### GIVEN INSTRUCTION
Reproduce every record below exactly as written, leaving out any pictures.

### GIVEN RECORDS
* * * * * * *

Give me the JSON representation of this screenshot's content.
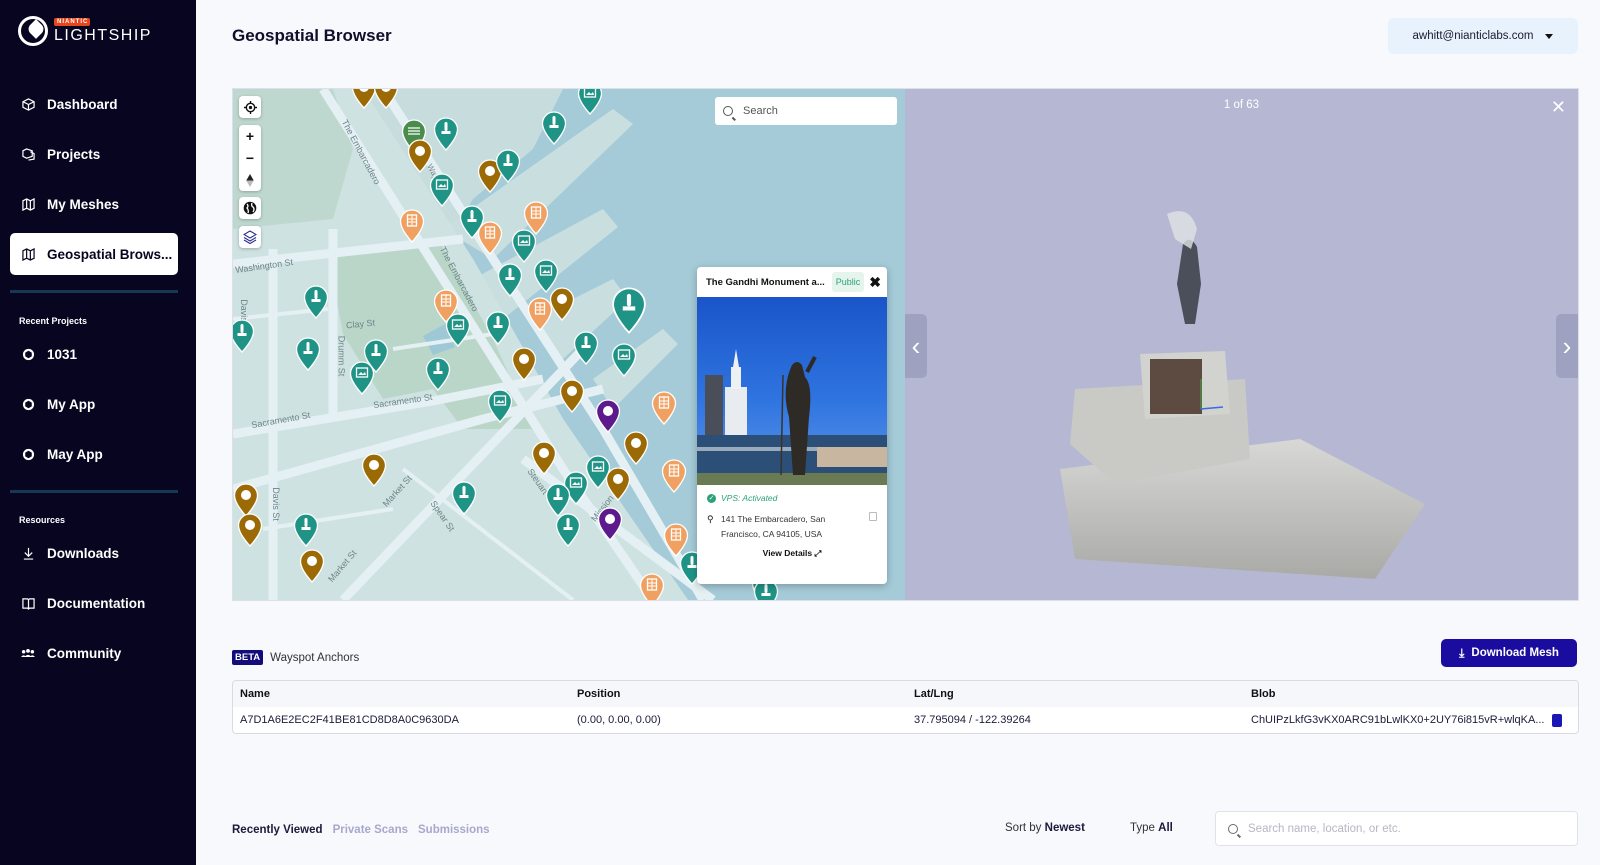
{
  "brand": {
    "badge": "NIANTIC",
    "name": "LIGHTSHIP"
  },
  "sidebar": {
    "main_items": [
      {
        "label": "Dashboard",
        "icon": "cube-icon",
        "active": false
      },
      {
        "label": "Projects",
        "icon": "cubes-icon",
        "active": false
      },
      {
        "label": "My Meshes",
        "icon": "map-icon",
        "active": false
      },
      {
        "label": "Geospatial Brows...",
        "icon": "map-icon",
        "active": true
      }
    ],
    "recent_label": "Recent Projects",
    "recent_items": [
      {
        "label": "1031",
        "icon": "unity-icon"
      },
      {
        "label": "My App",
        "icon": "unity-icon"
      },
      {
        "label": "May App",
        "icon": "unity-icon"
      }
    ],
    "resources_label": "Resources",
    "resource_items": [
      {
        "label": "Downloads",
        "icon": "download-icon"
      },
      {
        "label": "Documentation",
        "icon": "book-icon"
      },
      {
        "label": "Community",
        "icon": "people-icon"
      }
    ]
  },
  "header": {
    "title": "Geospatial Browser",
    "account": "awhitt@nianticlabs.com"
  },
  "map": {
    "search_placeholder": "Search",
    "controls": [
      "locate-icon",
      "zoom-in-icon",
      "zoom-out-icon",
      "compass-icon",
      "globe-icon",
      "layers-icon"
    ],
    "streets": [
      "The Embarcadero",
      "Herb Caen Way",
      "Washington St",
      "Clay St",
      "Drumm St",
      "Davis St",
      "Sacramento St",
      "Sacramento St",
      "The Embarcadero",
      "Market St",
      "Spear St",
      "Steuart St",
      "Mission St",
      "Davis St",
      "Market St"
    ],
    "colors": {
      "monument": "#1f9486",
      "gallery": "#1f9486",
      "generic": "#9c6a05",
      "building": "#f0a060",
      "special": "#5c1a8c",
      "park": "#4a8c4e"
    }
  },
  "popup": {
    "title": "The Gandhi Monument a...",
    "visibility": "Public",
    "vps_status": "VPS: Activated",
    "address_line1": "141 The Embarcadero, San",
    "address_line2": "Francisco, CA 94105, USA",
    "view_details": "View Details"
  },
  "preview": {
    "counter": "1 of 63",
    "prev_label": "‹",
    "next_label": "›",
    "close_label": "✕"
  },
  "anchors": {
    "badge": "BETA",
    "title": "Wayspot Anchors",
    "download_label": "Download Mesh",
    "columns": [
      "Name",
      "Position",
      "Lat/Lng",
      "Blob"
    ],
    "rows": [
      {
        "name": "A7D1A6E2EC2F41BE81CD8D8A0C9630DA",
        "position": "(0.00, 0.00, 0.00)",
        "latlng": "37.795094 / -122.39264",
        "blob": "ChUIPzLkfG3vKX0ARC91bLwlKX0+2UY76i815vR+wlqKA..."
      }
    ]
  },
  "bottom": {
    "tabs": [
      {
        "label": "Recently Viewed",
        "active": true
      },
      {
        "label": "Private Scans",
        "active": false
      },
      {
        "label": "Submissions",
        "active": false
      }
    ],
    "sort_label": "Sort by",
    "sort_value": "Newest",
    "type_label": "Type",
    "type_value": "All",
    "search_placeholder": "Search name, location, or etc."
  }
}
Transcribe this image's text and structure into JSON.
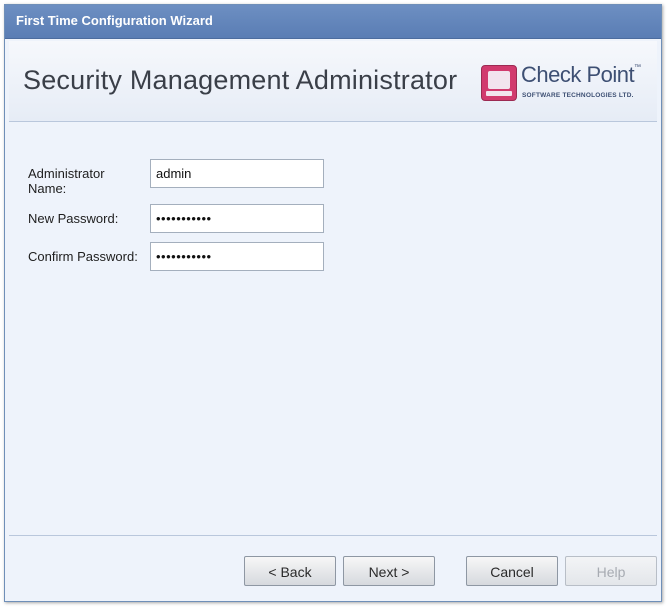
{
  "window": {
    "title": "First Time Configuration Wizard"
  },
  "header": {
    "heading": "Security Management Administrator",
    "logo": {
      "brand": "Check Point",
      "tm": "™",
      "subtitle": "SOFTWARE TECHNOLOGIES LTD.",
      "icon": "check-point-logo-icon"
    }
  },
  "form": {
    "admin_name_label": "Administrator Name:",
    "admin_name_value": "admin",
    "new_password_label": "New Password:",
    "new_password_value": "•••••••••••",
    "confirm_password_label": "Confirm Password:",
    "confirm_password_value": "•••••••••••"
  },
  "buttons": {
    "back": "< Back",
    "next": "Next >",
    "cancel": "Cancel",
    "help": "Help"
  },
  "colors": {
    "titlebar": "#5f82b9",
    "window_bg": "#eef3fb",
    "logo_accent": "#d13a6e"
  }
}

* * * * * * *

### WRITTEN RESPONSE
Give me the JSON representation of this screenshot's content.
{
  "brand": {
    "badge": "NIANTIC",
    "name": "LIGHTSHIP"
  },
  "sidebar": {
    "main_items": [
      {
        "label": "Dashboard",
        "icon": "cube-icon",
        "active": false
      },
      {
        "label": "Projects",
        "icon": "cubes-icon",
        "active": false
      },
      {
        "label": "My Meshes",
        "icon": "map-icon",
        "active": false
      },
      {
        "label": "Geospatial Brows...",
        "icon": "map-icon",
        "active": true
      }
    ],
    "recent_label": "Recent Projects",
    "recent_items": [
      {
        "label": "1031",
        "icon": "unity-icon"
      },
      {
        "label": "My App",
        "icon": "unity-icon"
      },
      {
        "label": "May App",
        "icon": "unity-icon"
      }
    ],
    "resources_label": "Resources",
    "resource_items": [
      {
        "label": "Downloads",
        "icon": "download-icon"
      },
      {
        "label": "Documentation",
        "icon": "book-icon"
      },
      {
        "label": "Community",
        "icon": "people-icon"
      }
    ]
  },
  "header": {
    "title": "Geospatial Browser",
    "account": "awhitt@nianticlabs.com"
  },
  "map": {
    "search_placeholder": "Search",
    "controls": [
      "locate-icon",
      "zoom-in-icon",
      "zoom-out-icon",
      "compass-icon",
      "globe-icon",
      "layers-icon"
    ],
    "streets": [
      "The Embarcadero",
      "Herb Caen Way",
      "Washington St",
      "Clay St",
      "Drumm St",
      "Davis St",
      "Sacramento St",
      "Sacramento St",
      "The Embarcadero",
      "Market St",
      "Spear St",
      "Steuart St",
      "Mission St",
      "Davis St",
      "Market St"
    ],
    "colors": {
      "monument": "#1f9486",
      "gallery": "#1f9486",
      "generic": "#9c6a05",
      "building": "#f0a060",
      "special": "#5c1a8c",
      "park": "#4a8c4e"
    }
  },
  "popup": {
    "title": "The Gandhi Monument a...",
    "visibility": "Public",
    "vps_status": "VPS: Activated",
    "address_line1": "141 The Embarcadero, San",
    "address_line2": "Francisco, CA 94105, USA",
    "view_details": "View Details"
  },
  "preview": {
    "counter": "1 of 63",
    "prev_label": "‹",
    "next_label": "›",
    "close_label": "✕"
  },
  "anchors": {
    "badge": "BETA",
    "title": "Wayspot Anchors",
    "download_label": "Download Mesh",
    "columns": [
      "Name",
      "Position",
      "Lat/Lng",
      "Blob"
    ],
    "rows": [
      {
        "name": "A7D1A6E2EC2F41BE81CD8D8A0C9630DA",
        "position": "(0.00, 0.00, 0.00)",
        "latlng": "37.795094 / -122.39264",
        "blob": "ChUIPzLkfG3vKX0ARC91bLwlKX0+2UY76i815vR+wlqKA..."
      }
    ]
  },
  "bottom": {
    "tabs": [
      {
        "label": "Recently Viewed",
        "active": true
      },
      {
        "label": "Private Scans",
        "active": false
      },
      {
        "label": "Submissions",
        "active": false
      }
    ],
    "sort_label": "Sort by",
    "sort_value": "Newest",
    "type_label": "Type",
    "type_value": "All",
    "search_placeholder": "Search name, location, or etc."
  }
}
Transcribe this image's text and structure into JSON.
{
  "window": {
    "title": "First Time Configuration Wizard"
  },
  "header": {
    "heading": "Security Management Administrator",
    "logo": {
      "brand": "Check Point",
      "tm": "™",
      "subtitle": "SOFTWARE TECHNOLOGIES LTD.",
      "icon": "check-point-logo-icon"
    }
  },
  "form": {
    "admin_name_label": "Administrator Name:",
    "admin_name_value": "admin",
    "new_password_label": "New Password:",
    "new_password_value": "•••••••••••",
    "confirm_password_label": "Confirm Password:",
    "confirm_password_value": "•••••••••••"
  },
  "buttons": {
    "back": "< Back",
    "next": "Next >",
    "cancel": "Cancel",
    "help": "Help"
  },
  "colors": {
    "titlebar": "#5f82b9",
    "window_bg": "#eef3fb",
    "logo_accent": "#d13a6e"
  }
}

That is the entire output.